**GOAL OF THE EXERCISE:** Write out every entry exactly as given, but omit the pictures.

········

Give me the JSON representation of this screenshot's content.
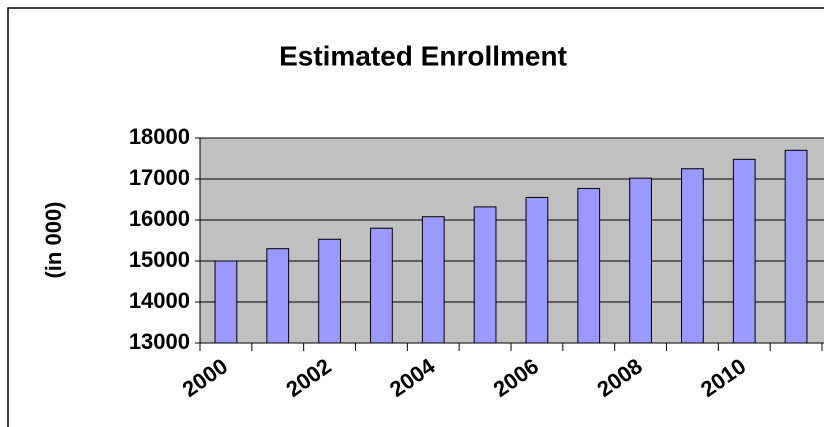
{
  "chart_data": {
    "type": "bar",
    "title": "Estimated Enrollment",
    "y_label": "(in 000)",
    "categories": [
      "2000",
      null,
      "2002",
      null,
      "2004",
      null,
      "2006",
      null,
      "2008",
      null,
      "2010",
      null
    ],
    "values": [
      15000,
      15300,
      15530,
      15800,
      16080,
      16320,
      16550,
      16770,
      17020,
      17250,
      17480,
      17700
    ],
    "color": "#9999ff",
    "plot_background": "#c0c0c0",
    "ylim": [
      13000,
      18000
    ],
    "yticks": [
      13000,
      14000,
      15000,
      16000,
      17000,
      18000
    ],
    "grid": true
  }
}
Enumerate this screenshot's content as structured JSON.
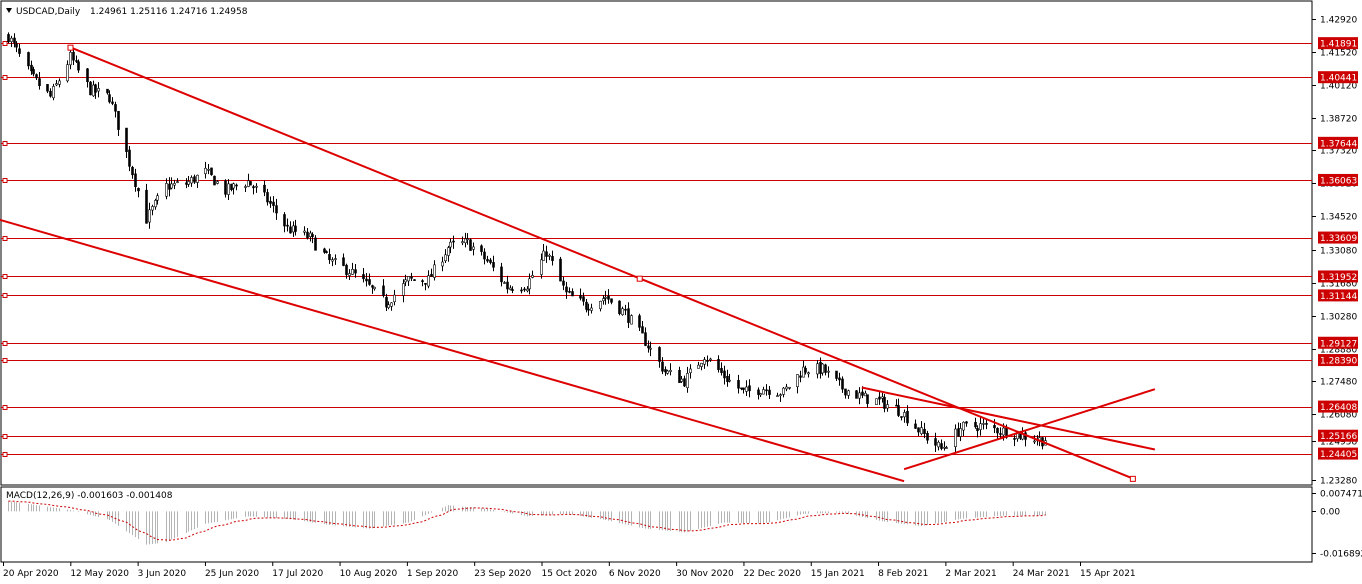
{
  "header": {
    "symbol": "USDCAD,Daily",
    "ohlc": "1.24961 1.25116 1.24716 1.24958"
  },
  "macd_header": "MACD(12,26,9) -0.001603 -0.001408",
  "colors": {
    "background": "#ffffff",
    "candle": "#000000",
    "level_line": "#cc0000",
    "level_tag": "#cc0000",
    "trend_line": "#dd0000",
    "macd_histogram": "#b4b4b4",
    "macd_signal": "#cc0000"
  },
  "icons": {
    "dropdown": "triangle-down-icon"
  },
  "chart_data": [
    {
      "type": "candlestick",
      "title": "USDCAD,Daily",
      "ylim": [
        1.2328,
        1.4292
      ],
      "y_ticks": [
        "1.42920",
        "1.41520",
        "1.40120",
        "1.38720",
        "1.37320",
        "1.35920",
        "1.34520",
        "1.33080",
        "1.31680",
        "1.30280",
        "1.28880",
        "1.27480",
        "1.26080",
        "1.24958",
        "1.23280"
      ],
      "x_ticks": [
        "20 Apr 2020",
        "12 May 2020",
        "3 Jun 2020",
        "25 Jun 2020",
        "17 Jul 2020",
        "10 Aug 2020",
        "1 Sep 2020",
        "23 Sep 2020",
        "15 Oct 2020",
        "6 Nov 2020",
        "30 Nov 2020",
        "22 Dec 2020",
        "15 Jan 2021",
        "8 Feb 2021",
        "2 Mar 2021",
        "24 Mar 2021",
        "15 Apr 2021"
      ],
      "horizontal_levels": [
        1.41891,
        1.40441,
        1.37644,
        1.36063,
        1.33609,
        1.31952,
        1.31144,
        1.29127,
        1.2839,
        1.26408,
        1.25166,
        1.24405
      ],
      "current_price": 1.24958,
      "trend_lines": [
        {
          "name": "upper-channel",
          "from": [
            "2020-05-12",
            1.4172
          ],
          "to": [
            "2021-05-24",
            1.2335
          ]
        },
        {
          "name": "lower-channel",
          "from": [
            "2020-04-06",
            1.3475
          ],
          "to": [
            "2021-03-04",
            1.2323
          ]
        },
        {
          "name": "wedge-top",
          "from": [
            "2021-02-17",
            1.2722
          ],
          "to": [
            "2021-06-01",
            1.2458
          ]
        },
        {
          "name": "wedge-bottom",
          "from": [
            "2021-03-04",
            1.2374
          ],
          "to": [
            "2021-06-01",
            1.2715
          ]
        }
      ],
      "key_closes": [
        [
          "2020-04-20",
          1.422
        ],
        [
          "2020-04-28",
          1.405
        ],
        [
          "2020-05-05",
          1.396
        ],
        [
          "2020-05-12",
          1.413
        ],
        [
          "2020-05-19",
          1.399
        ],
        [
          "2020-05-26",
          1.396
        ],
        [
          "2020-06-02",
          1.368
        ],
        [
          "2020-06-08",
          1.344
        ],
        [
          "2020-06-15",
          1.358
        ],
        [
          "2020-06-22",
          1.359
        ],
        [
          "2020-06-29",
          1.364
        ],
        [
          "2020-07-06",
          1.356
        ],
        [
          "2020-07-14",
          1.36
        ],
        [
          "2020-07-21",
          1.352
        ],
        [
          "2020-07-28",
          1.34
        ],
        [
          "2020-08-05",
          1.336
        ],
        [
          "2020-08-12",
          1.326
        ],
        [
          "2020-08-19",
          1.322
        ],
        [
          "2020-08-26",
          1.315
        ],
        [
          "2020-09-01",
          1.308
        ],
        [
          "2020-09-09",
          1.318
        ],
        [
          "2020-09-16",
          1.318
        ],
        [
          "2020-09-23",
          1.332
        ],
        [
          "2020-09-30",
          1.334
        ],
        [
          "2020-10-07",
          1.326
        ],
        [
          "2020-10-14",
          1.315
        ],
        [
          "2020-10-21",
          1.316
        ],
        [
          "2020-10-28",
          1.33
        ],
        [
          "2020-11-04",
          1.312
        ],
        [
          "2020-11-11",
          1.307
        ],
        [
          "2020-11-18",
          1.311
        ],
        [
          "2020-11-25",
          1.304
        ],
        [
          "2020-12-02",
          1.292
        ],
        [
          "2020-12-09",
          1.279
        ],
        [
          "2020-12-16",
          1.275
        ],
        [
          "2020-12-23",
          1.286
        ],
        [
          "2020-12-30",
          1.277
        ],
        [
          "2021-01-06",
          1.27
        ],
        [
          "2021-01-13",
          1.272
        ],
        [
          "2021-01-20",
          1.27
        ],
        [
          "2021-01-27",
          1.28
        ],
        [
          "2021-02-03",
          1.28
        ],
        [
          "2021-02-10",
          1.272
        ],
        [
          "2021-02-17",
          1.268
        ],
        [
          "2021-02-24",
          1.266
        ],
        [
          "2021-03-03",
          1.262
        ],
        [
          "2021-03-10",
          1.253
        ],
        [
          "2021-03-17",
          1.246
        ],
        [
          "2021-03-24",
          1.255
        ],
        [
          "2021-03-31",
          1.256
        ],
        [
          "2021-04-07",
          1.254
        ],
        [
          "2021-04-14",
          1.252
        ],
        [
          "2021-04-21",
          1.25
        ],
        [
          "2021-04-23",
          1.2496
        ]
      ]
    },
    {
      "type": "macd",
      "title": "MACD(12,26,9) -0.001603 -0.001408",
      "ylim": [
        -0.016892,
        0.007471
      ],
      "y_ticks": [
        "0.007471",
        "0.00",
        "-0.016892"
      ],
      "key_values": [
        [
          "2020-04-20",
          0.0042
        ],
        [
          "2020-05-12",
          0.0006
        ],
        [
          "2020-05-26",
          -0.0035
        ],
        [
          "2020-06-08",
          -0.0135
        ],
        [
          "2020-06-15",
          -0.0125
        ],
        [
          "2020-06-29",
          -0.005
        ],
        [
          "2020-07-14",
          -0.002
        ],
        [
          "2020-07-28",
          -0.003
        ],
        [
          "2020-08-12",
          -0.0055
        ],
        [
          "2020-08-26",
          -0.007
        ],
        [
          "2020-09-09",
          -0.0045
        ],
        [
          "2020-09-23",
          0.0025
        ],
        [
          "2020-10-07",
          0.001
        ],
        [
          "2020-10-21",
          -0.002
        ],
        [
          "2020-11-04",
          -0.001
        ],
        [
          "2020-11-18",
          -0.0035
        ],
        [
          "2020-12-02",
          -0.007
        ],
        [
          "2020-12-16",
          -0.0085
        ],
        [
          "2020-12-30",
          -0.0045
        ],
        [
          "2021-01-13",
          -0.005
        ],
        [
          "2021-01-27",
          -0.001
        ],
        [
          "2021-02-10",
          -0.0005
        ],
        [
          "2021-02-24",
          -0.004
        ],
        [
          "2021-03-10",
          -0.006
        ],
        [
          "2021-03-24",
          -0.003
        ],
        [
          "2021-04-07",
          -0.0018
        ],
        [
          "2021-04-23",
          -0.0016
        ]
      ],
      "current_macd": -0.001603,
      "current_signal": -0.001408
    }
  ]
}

········

**REPLY TO THE EXERCISE:**
Give me the JSON representation of this screenshot's content.
{
  "chart_data": {
    "type": "bar",
    "title": "Estimated Enrollment",
    "y_label": "(in 000)",
    "categories": [
      "2000",
      null,
      "2002",
      null,
      "2004",
      null,
      "2006",
      null,
      "2008",
      null,
      "2010",
      null
    ],
    "values": [
      15000,
      15300,
      15530,
      15800,
      16080,
      16320,
      16550,
      16770,
      17020,
      17250,
      17480,
      17700
    ],
    "color": "#9999ff",
    "plot_background": "#c0c0c0",
    "ylim": [
      13000,
      18000
    ],
    "yticks": [
      13000,
      14000,
      15000,
      16000,
      17000,
      18000
    ],
    "grid": true
  }
}
Enumerate this screenshot's content as structured JSON.
{
  "header": {
    "symbol": "USDCAD,Daily",
    "ohlc": "1.24961 1.25116 1.24716 1.24958"
  },
  "macd_header": "MACD(12,26,9) -0.001603 -0.001408",
  "colors": {
    "background": "#ffffff",
    "candle": "#000000",
    "level_line": "#cc0000",
    "level_tag": "#cc0000",
    "trend_line": "#dd0000",
    "macd_histogram": "#b4b4b4",
    "macd_signal": "#cc0000"
  },
  "icons": {
    "dropdown": "triangle-down-icon"
  },
  "chart_data": [
    {
      "type": "candlestick",
      "title": "USDCAD,Daily",
      "ylim": [
        1.2328,
        1.4292
      ],
      "y_ticks": [
        "1.42920",
        "1.41520",
        "1.40120",
        "1.38720",
        "1.37320",
        "1.35920",
        "1.34520",
        "1.33080",
        "1.31680",
        "1.30280",
        "1.28880",
        "1.27480",
        "1.26080",
        "1.24958",
        "1.23280"
      ],
      "x_ticks": [
        "20 Apr 2020",
        "12 May 2020",
        "3 Jun 2020",
        "25 Jun 2020",
        "17 Jul 2020",
        "10 Aug 2020",
        "1 Sep 2020",
        "23 Sep 2020",
        "15 Oct 2020",
        "6 Nov 2020",
        "30 Nov 2020",
        "22 Dec 2020",
        "15 Jan 2021",
        "8 Feb 2021",
        "2 Mar 2021",
        "24 Mar 2021",
        "15 Apr 2021"
      ],
      "horizontal_levels": [
        1.41891,
        1.40441,
        1.37644,
        1.36063,
        1.33609,
        1.31952,
        1.31144,
        1.29127,
        1.2839,
        1.26408,
        1.25166,
        1.24405
      ],
      "current_price": 1.24958,
      "trend_lines": [
        {
          "name": "upper-channel",
          "from": [
            "2020-05-12",
            1.4172
          ],
          "to": [
            "2021-05-24",
            1.2335
          ]
        },
        {
          "name": "lower-channel",
          "from": [
            "2020-04-06",
            1.3475
          ],
          "to": [
            "2021-03-04",
            1.2323
          ]
        },
        {
          "name": "wedge-top",
          "from": [
            "2021-02-17",
            1.2722
          ],
          "to": [
            "2021-06-01",
            1.2458
          ]
        },
        {
          "name": "wedge-bottom",
          "from": [
            "2021-03-04",
            1.2374
          ],
          "to": [
            "2021-06-01",
            1.2715
          ]
        }
      ],
      "key_closes": [
        [
          "2020-04-20",
          1.422
        ],
        [
          "2020-04-28",
          1.405
        ],
        [
          "2020-05-05",
          1.396
        ],
        [
          "2020-05-12",
          1.413
        ],
        [
          "2020-05-19",
          1.399
        ],
        [
          "2020-05-26",
          1.396
        ],
        [
          "2020-06-02",
          1.368
        ],
        [
          "2020-06-08",
          1.344
        ],
        [
          "2020-06-15",
          1.358
        ],
        [
          "2020-06-22",
          1.359
        ],
        [
          "2020-06-29",
          1.364
        ],
        [
          "2020-07-06",
          1.356
        ],
        [
          "2020-07-14",
          1.36
        ],
        [
          "2020-07-21",
          1.352
        ],
        [
          "2020-07-28",
          1.34
        ],
        [
          "2020-08-05",
          1.336
        ],
        [
          "2020-08-12",
          1.326
        ],
        [
          "2020-08-19",
          1.322
        ],
        [
          "2020-08-26",
          1.315
        ],
        [
          "2020-09-01",
          1.308
        ],
        [
          "2020-09-09",
          1.318
        ],
        [
          "2020-09-16",
          1.318
        ],
        [
          "2020-09-23",
          1.332
        ],
        [
          "2020-09-30",
          1.334
        ],
        [
          "2020-10-07",
          1.326
        ],
        [
          "2020-10-14",
          1.315
        ],
        [
          "2020-10-21",
          1.316
        ],
        [
          "2020-10-28",
          1.33
        ],
        [
          "2020-11-04",
          1.312
        ],
        [
          "2020-11-11",
          1.307
        ],
        [
          "2020-11-18",
          1.311
        ],
        [
          "2020-11-25",
          1.304
        ],
        [
          "2020-12-02",
          1.292
        ],
        [
          "2020-12-09",
          1.279
        ],
        [
          "2020-12-16",
          1.275
        ],
        [
          "2020-12-23",
          1.286
        ],
        [
          "2020-12-30",
          1.277
        ],
        [
          "2021-01-06",
          1.27
        ],
        [
          "2021-01-13",
          1.272
        ],
        [
          "2021-01-20",
          1.27
        ],
        [
          "2021-01-27",
          1.28
        ],
        [
          "2021-02-03",
          1.28
        ],
        [
          "2021-02-10",
          1.272
        ],
        [
          "2021-02-17",
          1.268
        ],
        [
          "2021-02-24",
          1.266
        ],
        [
          "2021-03-03",
          1.262
        ],
        [
          "2021-03-10",
          1.253
        ],
        [
          "2021-03-17",
          1.246
        ],
        [
          "2021-03-24",
          1.255
        ],
        [
          "2021-03-31",
          1.256
        ],
        [
          "2021-04-07",
          1.254
        ],
        [
          "2021-04-14",
          1.252
        ],
        [
          "2021-04-21",
          1.25
        ],
        [
          "2021-04-23",
          1.2496
        ]
      ]
    },
    {
      "type": "macd",
      "title": "MACD(12,26,9) -0.001603 -0.001408",
      "ylim": [
        -0.016892,
        0.007471
      ],
      "y_ticks": [
        "0.007471",
        "0.00",
        "-0.016892"
      ],
      "key_values": [
        [
          "2020-04-20",
          0.0042
        ],
        [
          "2020-05-12",
          0.0006
        ],
        [
          "2020-05-26",
          -0.0035
        ],
        [
          "2020-06-08",
          -0.0135
        ],
        [
          "2020-06-15",
          -0.0125
        ],
        [
          "2020-06-29",
          -0.005
        ],
        [
          "2020-07-14",
          -0.002
        ],
        [
          "2020-07-28",
          -0.003
        ],
        [
          "2020-08-12",
          -0.0055
        ],
        [
          "2020-08-26",
          -0.007
        ],
        [
          "2020-09-09",
          -0.0045
        ],
        [
          "2020-09-23",
          0.0025
        ],
        [
          "2020-10-07",
          0.001
        ],
        [
          "2020-10-21",
          -0.002
        ],
        [
          "2020-11-04",
          -0.001
        ],
        [
          "2020-11-18",
          -0.0035
        ],
        [
          "2020-12-02",
          -0.007
        ],
        [
          "2020-12-16",
          -0.0085
        ],
        [
          "2020-12-30",
          -0.0045
        ],
        [
          "2021-01-13",
          -0.005
        ],
        [
          "2021-01-27",
          -0.001
        ],
        [
          "2021-02-10",
          -0.0005
        ],
        [
          "2021-02-24",
          -0.004
        ],
        [
          "2021-03-10",
          -0.006
        ],
        [
          "2021-03-24",
          -0.003
        ],
        [
          "2021-04-07",
          -0.0018
        ],
        [
          "2021-04-23",
          -0.0016
        ]
      ],
      "current_macd": -0.001603,
      "current_signal": -0.001408
    }
  ]
}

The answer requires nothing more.